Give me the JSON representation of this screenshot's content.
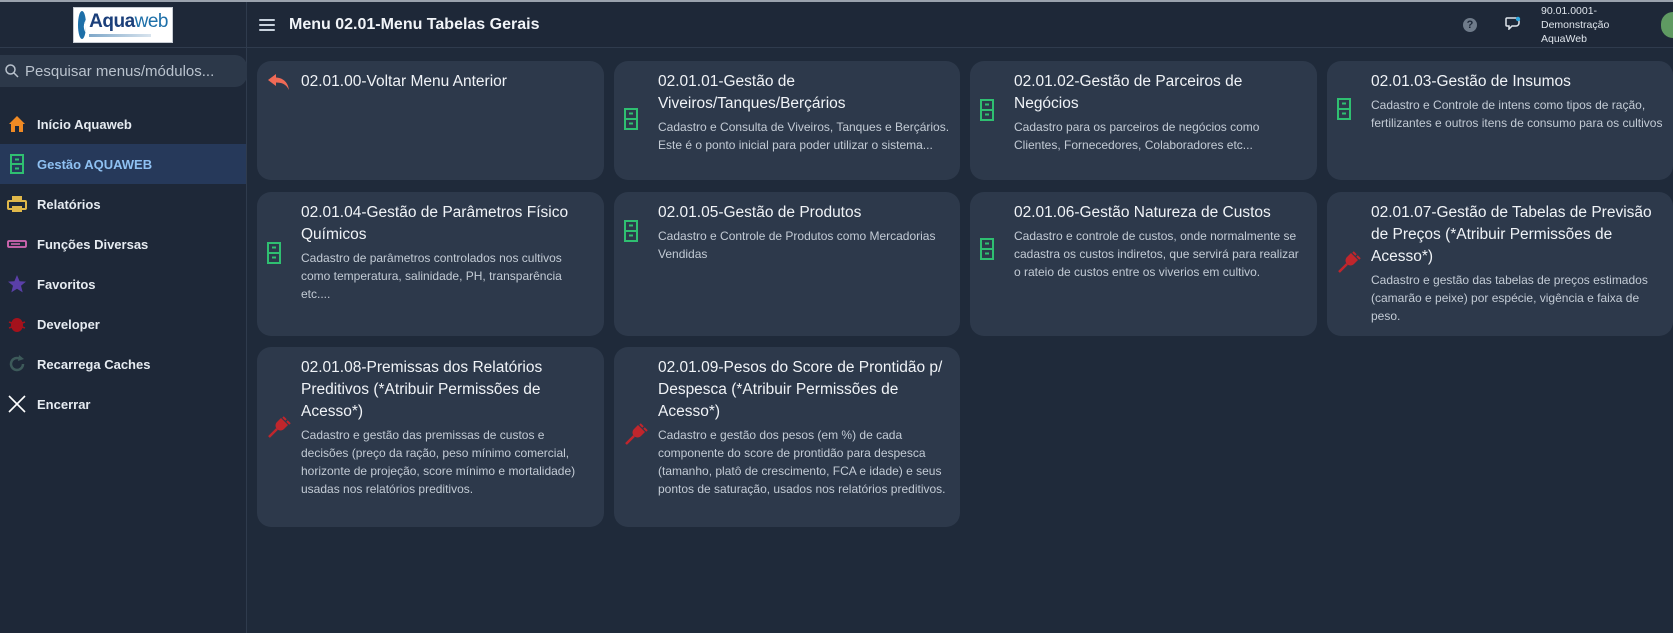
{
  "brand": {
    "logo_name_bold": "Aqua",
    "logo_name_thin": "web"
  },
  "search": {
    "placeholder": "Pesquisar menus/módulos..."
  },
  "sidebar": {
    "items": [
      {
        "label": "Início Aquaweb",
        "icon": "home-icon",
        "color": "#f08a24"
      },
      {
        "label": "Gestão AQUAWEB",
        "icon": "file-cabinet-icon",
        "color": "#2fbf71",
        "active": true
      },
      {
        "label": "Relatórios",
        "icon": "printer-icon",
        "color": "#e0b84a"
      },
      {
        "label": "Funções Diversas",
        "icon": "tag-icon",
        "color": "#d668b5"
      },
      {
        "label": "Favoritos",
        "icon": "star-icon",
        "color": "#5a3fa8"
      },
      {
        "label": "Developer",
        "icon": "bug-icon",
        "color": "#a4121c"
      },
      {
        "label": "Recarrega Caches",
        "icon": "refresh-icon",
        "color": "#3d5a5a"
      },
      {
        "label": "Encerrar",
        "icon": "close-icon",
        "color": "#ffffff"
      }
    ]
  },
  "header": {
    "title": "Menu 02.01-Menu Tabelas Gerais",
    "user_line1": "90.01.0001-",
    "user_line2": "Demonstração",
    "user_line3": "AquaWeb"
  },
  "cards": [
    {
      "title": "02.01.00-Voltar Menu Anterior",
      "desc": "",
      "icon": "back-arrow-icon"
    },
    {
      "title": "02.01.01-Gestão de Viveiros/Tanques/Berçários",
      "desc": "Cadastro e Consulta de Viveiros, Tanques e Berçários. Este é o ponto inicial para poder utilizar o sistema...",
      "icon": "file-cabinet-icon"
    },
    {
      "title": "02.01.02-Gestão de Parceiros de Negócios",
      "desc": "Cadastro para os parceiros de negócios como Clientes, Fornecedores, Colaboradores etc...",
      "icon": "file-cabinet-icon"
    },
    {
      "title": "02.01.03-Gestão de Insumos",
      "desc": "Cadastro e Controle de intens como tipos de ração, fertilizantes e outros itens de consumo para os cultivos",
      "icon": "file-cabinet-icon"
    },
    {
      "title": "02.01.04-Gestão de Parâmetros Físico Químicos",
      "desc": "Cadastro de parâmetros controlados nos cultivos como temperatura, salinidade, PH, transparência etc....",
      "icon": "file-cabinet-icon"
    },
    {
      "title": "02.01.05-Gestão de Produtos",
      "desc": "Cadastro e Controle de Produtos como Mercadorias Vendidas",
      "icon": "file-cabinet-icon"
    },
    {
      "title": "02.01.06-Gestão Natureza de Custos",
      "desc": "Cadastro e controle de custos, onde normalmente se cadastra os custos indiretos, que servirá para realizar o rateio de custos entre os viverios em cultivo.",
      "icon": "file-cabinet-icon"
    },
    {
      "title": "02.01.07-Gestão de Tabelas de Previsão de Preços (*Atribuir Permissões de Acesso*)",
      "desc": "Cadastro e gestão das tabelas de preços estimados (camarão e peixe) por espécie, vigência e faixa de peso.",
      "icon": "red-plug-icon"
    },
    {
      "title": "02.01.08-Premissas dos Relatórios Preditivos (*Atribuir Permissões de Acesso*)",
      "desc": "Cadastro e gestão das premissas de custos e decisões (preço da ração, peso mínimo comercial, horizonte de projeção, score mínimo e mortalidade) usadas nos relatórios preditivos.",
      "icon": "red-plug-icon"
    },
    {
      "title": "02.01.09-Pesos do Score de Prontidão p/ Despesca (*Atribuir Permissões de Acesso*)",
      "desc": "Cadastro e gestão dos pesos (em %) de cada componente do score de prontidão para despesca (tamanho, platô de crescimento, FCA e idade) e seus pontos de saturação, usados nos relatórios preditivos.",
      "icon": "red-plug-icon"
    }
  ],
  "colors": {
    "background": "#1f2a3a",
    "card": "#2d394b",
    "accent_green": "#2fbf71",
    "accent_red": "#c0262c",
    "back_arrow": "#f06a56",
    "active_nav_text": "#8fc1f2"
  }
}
::::::::::
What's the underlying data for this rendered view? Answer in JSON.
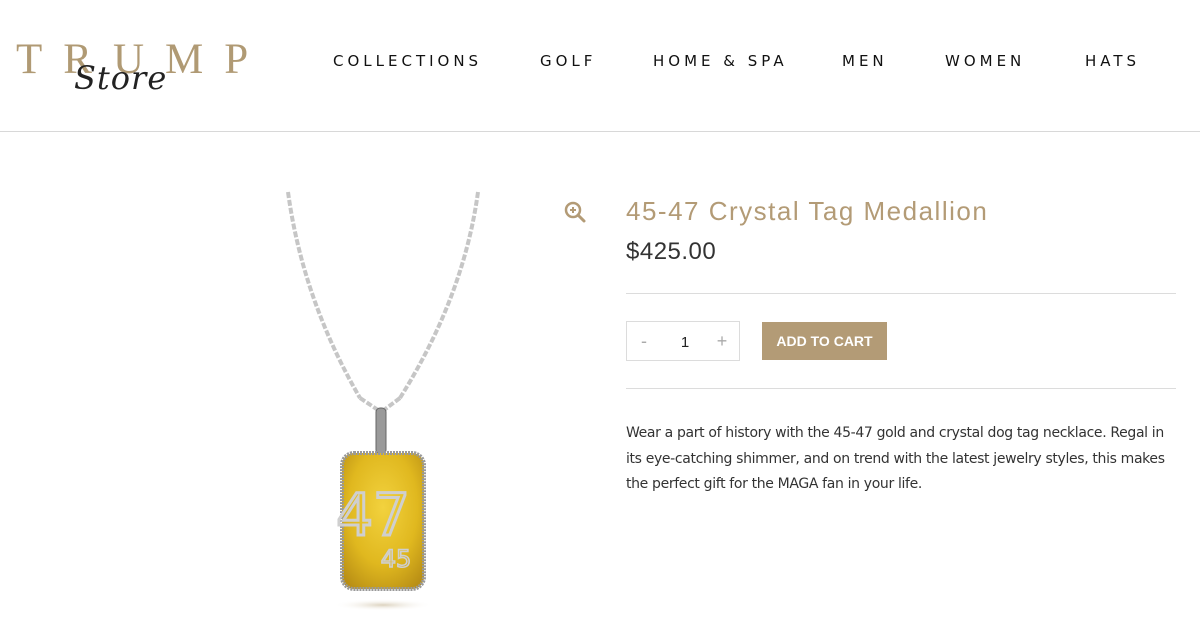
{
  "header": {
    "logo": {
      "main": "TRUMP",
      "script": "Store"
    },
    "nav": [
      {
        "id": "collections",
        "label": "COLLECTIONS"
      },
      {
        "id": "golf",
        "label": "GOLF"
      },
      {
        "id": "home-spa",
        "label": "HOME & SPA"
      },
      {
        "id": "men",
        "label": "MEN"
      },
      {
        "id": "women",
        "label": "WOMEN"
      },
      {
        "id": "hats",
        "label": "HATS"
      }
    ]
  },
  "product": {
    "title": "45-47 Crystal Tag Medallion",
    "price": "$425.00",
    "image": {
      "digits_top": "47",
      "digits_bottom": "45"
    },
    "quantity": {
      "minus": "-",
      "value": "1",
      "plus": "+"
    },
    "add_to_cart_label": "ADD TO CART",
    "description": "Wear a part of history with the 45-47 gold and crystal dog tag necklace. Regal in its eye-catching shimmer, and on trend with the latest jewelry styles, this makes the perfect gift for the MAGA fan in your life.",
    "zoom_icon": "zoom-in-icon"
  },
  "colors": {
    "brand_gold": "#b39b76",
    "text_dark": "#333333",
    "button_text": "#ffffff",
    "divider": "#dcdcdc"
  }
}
::::::::::
• **Exercise**
Identify each line in the records above containing the word "Tanques"; copy those lines.

• **Response to the task**
      "title": "02.01.01-Gestão de Viveiros/Tanques/Berçários",
      "desc": "Cadastro e Consulta de Viveiros, Tanques e Berçários. Este é o ponto inicial para poder utilizar o sistema...",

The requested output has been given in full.